Abane-Dehilès
"Fier de mon aînée qui était courageuse, audacieuse et battante pour l'Algérie
indépendante. Il n'y a pas un jour qui passe, haute de ses 87 ans que ce soit le matin, midi
ou soir lorsque je prends le café avec elle, sans qu'elle me raconte un épisode poignant de la
guerre d'Algérie. Elle resta enfermée durant 03 mois à taper sur sa machine dactylographe
les résolutions du congrès de la Soummam" écrit Ali Dehilès de sa maman Izza Bouzekri,
connu sous le nom de Madame veuve Abane Ramdane, devenue après son mariage avec le
colonel Sadek, Mme Dehilès Izza. Cette grande dame est décédée aujourd'hui. Ali Dehilès
nous a transmis le témoignage laissé par cette résistante de la première heure qui fut la
veuve d'Abane Ramdane.
"Je suis née à La Casbah, au 17, rue Pyramide, en 1928. A l'âge de trois ans j'ai perdu
mon père qui gagnait péniblement sa vie. Nous avons déménagé à Notre Dame
d'Afrique, rue du Carmel où j'ai fréquenté l'école communale jusqu'à l'obtention du
certificat d'études puis j'ai continué à la Chabiba où j'ai été impregnée et sensibilisée
à la cause nationale par cheikh Tayeb el Okbi qui a eu une grande influence sur moi.
Nous étions pauvres et ma mère, veuve, travaillait. Je l'aidais comme je pouvais.
J'avais conscience de l'indigence des indigènes comparés au train de vie des colons.
L'injustice était flagrante.
Le lendemain par une belle journée de juillet, nous avons pris un taxi direction la
Glacière à El Harrach. Un homme nous attendait. J'ai tout de suite compris que
j'avais affaire à un élément important du FLN. Il m'a d'emblée tutoyer :
- Tu fais quoi ?
- Je suis la secrétaire d'un avocat
- Tu tapes à la machine
- Oui
- Tu as des contacts et des refuges sûrs ?
- Oui
- Alors tu seras contactée à ton boulot.

Liste des tâches –
(a) Dans le texte sur Izza Dehilès, recopiez le passage allant de « J'avais conscience de » jusqu'à « refuges sûrs ? » en substituant « fiacre » à « taxi ».
(b) Selon le texte sur Izza Dehilès, en quelle année et à quelle adresse est-elle née ?

Extraits de données –
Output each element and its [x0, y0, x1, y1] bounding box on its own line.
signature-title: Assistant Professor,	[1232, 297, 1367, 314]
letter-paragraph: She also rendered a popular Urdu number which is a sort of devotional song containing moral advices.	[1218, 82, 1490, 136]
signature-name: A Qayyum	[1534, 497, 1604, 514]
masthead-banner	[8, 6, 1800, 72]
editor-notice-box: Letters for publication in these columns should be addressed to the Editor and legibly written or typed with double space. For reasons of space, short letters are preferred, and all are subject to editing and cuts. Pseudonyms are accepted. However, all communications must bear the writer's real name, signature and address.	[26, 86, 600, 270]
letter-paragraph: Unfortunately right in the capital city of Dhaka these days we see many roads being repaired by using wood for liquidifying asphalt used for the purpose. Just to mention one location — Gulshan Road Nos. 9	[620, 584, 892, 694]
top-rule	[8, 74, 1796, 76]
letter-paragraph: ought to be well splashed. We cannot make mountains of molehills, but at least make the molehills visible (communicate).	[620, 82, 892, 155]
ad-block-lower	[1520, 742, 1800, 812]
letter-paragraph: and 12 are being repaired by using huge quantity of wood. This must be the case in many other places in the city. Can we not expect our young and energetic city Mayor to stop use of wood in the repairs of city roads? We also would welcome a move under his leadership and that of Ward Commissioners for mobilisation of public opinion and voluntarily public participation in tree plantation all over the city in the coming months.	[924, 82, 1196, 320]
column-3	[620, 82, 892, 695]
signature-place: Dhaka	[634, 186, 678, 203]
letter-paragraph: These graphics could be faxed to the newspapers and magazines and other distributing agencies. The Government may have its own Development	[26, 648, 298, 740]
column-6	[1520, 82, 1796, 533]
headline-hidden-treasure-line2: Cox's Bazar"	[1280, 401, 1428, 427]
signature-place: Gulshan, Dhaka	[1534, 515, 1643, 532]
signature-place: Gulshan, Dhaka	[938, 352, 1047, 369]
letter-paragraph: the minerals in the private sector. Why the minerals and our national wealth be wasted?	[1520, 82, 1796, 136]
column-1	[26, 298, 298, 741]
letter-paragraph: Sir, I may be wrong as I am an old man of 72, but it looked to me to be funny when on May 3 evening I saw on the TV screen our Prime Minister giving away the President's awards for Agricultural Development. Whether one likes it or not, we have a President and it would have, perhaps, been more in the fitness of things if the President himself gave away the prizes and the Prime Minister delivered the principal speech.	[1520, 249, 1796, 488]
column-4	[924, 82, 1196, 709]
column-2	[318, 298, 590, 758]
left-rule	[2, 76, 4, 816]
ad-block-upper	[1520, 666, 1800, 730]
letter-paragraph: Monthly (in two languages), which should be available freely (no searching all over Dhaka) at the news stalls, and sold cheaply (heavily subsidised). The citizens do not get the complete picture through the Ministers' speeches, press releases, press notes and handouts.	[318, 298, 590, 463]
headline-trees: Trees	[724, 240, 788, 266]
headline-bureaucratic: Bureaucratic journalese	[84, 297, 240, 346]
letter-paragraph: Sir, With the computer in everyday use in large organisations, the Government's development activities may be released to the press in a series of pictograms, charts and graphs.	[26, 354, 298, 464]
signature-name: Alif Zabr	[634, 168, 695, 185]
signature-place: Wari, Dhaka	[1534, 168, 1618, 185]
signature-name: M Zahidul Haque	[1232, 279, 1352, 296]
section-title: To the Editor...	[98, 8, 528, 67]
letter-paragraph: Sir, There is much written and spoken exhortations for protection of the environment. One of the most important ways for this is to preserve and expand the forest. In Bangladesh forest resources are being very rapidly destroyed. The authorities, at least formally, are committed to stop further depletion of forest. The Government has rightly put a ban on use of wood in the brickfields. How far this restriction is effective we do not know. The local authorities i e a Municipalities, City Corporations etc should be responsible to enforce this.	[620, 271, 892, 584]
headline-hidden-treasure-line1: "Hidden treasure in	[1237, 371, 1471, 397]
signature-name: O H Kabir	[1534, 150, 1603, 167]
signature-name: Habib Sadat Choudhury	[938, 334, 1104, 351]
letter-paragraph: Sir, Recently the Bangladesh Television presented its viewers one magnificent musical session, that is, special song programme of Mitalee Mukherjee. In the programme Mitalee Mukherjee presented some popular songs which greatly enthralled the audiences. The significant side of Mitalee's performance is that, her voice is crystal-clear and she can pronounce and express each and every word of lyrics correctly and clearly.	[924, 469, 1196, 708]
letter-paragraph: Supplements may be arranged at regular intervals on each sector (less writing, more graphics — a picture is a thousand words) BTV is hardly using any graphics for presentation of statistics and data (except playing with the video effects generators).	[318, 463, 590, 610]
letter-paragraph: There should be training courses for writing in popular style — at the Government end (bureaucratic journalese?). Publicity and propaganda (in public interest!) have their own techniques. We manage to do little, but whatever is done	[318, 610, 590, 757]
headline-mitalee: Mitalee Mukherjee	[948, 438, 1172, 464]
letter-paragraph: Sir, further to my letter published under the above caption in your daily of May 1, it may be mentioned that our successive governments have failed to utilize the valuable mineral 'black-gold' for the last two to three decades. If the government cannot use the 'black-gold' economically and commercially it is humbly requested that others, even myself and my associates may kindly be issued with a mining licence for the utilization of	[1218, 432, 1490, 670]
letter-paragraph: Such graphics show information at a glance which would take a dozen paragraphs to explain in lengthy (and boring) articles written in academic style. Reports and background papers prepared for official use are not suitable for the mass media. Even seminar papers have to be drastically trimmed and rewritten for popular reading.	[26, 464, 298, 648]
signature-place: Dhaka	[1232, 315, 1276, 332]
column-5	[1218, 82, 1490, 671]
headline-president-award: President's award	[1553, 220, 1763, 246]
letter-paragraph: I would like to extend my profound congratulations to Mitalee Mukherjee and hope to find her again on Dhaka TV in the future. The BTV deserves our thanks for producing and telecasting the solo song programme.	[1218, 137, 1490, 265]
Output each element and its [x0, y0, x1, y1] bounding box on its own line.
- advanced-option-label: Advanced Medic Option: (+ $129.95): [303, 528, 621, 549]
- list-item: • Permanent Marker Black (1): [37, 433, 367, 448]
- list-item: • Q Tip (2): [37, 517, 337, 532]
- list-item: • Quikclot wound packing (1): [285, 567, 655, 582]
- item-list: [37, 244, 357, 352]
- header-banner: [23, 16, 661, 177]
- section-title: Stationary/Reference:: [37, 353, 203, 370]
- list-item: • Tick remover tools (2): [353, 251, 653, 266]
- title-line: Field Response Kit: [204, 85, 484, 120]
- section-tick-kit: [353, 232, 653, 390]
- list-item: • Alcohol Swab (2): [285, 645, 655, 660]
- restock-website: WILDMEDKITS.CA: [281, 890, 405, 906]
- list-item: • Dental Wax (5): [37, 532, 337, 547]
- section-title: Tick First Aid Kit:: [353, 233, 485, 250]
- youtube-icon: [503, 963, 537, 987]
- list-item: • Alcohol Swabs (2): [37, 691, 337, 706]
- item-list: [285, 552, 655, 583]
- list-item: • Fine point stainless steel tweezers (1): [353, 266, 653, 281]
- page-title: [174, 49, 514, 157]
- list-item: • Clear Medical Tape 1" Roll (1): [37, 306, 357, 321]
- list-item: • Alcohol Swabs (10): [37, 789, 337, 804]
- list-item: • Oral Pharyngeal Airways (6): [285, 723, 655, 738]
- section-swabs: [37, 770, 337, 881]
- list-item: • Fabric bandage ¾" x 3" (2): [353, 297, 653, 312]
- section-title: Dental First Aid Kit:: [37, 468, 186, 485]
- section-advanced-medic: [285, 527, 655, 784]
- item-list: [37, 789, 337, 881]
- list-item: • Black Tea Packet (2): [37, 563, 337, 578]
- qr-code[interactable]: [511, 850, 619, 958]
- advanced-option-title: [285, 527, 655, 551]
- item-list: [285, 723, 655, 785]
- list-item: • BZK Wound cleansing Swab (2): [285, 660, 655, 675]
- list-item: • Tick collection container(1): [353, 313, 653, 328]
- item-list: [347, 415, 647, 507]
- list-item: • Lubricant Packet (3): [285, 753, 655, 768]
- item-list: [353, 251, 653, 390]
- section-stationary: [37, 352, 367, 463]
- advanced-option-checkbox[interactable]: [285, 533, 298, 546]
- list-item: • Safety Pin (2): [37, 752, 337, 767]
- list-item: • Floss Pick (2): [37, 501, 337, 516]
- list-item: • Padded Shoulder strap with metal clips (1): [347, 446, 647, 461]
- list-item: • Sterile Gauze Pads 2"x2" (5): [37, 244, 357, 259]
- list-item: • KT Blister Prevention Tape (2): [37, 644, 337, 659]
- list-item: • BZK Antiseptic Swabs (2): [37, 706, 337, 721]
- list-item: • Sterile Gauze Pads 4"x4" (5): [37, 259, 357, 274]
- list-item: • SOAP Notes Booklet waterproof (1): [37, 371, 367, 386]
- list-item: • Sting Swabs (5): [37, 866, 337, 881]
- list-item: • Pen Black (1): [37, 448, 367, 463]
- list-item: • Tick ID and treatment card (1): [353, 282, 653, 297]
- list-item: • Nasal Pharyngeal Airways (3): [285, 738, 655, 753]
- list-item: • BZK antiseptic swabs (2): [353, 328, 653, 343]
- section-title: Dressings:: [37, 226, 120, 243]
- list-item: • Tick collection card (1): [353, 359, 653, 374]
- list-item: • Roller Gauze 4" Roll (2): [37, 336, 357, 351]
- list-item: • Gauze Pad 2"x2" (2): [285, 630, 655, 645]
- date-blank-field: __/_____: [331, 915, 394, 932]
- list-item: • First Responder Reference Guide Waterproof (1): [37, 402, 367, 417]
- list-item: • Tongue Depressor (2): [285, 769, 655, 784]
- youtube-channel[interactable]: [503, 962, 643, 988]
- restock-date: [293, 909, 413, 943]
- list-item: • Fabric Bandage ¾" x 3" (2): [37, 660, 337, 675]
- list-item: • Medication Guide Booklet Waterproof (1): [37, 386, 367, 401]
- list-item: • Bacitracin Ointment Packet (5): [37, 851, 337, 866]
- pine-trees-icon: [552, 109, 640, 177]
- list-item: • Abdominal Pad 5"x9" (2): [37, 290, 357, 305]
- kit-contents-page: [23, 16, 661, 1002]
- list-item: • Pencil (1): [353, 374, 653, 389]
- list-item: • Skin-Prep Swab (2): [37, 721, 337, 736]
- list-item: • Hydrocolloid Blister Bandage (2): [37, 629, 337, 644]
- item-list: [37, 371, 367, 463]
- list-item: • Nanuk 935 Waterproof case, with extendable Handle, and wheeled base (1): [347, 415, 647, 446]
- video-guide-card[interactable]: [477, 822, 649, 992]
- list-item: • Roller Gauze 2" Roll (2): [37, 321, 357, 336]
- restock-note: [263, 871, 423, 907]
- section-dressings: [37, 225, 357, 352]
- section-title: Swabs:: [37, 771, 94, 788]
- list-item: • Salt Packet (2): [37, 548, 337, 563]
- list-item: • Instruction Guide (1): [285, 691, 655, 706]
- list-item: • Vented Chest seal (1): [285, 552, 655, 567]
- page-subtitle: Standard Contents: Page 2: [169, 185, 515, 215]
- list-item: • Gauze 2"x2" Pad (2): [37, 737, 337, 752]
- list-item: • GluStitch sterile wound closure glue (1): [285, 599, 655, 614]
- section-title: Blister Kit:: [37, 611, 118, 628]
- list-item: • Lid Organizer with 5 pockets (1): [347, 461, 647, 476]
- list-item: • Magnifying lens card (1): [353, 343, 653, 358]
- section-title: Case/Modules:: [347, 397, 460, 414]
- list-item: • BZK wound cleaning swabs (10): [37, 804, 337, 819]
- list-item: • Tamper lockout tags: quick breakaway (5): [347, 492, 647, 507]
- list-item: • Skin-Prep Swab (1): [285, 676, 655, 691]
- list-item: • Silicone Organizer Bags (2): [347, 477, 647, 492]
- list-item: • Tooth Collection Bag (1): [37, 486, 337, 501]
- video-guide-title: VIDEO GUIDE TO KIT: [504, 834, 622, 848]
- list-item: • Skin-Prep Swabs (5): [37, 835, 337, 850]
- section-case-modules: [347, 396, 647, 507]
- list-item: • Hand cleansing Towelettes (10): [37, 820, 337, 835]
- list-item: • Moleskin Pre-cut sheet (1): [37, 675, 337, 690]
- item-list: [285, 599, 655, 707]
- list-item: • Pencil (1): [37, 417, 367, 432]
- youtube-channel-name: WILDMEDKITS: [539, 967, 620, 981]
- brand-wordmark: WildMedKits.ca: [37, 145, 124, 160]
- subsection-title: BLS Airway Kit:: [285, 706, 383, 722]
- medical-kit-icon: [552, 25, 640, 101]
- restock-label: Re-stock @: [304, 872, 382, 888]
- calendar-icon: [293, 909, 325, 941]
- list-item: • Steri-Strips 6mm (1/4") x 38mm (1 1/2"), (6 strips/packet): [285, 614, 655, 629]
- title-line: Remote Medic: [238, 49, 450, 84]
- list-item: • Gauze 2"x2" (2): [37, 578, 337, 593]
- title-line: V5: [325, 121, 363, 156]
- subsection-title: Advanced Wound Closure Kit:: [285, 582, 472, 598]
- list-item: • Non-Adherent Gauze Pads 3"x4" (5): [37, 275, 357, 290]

Réponses rédigées –
(a)
J'avais conscience de l'indigence des indigènes comparés au train de vie des colons.
L'injustice était flagrante.
Le lendemain par une belle journée de juillet, nous avons pris un fiacre direction la
Glacière à El Harrach. Un homme nous attendait. J'ai tout de suite compris que
j'avais affaire à un élément important du FLN. Il m'a d'emblée tutoyer :
- Tu fais quoi ?
- Je suis la secrétaire d'un avocat
- Tu tapes à la machine
- Oui
- Tu as des contacts et des refuges sûrs ?

(b) En 1928, au 17, rue Pyramide, à La Casbah.